Rows:
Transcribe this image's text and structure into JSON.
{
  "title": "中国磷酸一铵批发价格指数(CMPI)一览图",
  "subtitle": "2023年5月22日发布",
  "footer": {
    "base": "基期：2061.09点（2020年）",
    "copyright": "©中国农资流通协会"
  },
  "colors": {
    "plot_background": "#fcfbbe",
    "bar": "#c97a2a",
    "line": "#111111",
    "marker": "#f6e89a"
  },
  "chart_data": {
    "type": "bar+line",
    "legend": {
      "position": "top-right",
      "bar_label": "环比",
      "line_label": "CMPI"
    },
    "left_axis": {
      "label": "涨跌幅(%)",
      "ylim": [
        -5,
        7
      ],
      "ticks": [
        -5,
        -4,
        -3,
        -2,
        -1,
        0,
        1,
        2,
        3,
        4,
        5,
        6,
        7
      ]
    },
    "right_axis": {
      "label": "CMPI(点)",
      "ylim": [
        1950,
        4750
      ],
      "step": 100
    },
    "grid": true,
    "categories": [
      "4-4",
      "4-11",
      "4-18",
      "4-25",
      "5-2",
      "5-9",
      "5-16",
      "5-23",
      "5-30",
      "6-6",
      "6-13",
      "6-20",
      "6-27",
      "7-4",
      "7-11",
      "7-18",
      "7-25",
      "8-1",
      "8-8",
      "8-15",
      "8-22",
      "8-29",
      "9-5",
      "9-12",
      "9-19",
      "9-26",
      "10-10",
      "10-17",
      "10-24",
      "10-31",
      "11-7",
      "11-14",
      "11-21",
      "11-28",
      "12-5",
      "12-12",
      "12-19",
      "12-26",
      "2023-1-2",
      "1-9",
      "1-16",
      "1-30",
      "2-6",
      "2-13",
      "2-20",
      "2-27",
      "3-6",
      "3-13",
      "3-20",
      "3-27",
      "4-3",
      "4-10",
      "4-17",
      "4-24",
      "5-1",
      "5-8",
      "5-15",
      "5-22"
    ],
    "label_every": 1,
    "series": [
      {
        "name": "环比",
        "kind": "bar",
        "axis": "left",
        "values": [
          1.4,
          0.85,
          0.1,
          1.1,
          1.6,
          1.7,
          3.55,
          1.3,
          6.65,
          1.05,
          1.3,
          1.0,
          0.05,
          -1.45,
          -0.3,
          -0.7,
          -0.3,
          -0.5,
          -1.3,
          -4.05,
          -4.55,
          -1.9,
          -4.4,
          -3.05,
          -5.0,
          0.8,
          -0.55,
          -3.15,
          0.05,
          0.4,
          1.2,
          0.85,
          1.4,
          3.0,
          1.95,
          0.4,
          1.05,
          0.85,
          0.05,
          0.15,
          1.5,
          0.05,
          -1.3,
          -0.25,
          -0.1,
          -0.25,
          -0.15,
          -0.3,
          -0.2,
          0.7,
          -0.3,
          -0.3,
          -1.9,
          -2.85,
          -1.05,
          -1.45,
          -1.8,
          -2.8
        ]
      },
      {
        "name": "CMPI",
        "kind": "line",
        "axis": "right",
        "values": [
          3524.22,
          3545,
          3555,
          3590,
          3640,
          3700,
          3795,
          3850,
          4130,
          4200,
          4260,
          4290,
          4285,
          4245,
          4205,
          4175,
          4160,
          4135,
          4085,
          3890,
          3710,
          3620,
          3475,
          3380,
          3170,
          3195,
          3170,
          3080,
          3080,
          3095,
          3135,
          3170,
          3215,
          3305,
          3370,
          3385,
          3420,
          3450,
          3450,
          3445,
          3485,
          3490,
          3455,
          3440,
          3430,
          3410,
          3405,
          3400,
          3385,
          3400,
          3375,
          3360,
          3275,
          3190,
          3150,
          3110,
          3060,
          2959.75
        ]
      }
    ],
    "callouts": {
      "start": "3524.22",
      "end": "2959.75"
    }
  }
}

Given problem: The records above should all be quoted exactly, please.

Exercise answer:
Transcribe this image's text and structure into JSON.
{
  "title": "中国磷酸一铵批发价格指数(CMPI)一览图",
  "subtitle": "2023年5月22日发布",
  "footer": {
    "base": "基期：2061.09点（2020年）",
    "copyright": "©中国农资流通协会"
  },
  "colors": {
    "plot_background": "#fcfbbe",
    "bar": "#c97a2a",
    "line": "#111111",
    "marker": "#f6e89a"
  },
  "chart_data": {
    "type": "bar+line",
    "legend": {
      "position": "top-right",
      "bar_label": "环比",
      "line_label": "CMPI"
    },
    "left_axis": {
      "label": "涨跌幅(%)",
      "ylim": [
        -5,
        7
      ],
      "ticks": [
        -5,
        -4,
        -3,
        -2,
        -1,
        0,
        1,
        2,
        3,
        4,
        5,
        6,
        7
      ]
    },
    "right_axis": {
      "label": "CMPI(点)",
      "ylim": [
        1950,
        4750
      ],
      "step": 100
    },
    "grid": true,
    "categories": [
      "4-4",
      "4-11",
      "4-18",
      "4-25",
      "5-2",
      "5-9",
      "5-16",
      "5-23",
      "5-30",
      "6-6",
      "6-13",
      "6-20",
      "6-27",
      "7-4",
      "7-11",
      "7-18",
      "7-25",
      "8-1",
      "8-8",
      "8-15",
      "8-22",
      "8-29",
      "9-5",
      "9-12",
      "9-19",
      "9-26",
      "10-10",
      "10-17",
      "10-24",
      "10-31",
      "11-7",
      "11-14",
      "11-21",
      "11-28",
      "12-5",
      "12-12",
      "12-19",
      "12-26",
      "2023-1-2",
      "1-9",
      "1-16",
      "1-30",
      "2-6",
      "2-13",
      "2-20",
      "2-27",
      "3-6",
      "3-13",
      "3-20",
      "3-27",
      "4-3",
      "4-10",
      "4-17",
      "4-24",
      "5-1",
      "5-8",
      "5-15",
      "5-22"
    ],
    "label_every": 1,
    "series": [
      {
        "name": "环比",
        "kind": "bar",
        "axis": "left",
        "values": [
          1.4,
          0.85,
          0.1,
          1.1,
          1.6,
          1.7,
          3.55,
          1.3,
          6.65,
          1.05,
          1.3,
          1.0,
          0.05,
          -1.45,
          -0.3,
          -0.7,
          -0.3,
          -0.5,
          -1.3,
          -4.05,
          -4.55,
          -1.9,
          -4.4,
          -3.05,
          -5.0,
          0.8,
          -0.55,
          -3.15,
          0.05,
          0.4,
          1.2,
          0.85,
          1.4,
          3.0,
          1.95,
          0.4,
          1.05,
          0.85,
          0.05,
          0.15,
          1.5,
          0.05,
          -1.3,
          -0.25,
          -0.1,
          -0.25,
          -0.15,
          -0.3,
          -0.2,
          0.7,
          -0.3,
          -0.3,
          -1.9,
          -2.85,
          -1.05,
          -1.45,
          -1.8,
          -2.8
        ]
      },
      {
        "name": "CMPI",
        "kind": "line",
        "axis": "right",
        "values": [
          3524.22,
          3545,
          3555,
          3590,
          3640,
          3700,
          3795,
          3850,
          4130,
          4200,
          4260,
          4290,
          4285,
          4245,
          4205,
          4175,
          4160,
          4135,
          4085,
          3890,
          3710,
          3620,
          3475,
          3380,
          3170,
          3195,
          3170,
          3080,
          3080,
          3095,
          3135,
          3170,
          3215,
          3305,
          3370,
          3385,
          3420,
          3450,
          3450,
          3445,
          3485,
          3490,
          3455,
          3440,
          3430,
          3410,
          3405,
          3400,
          3385,
          3400,
          3375,
          3360,
          3275,
          3190,
          3150,
          3110,
          3060,
          2959.75
        ]
      }
    ],
    "callouts": {
      "start": "3524.22",
      "end": "2959.75"
    }
  }
}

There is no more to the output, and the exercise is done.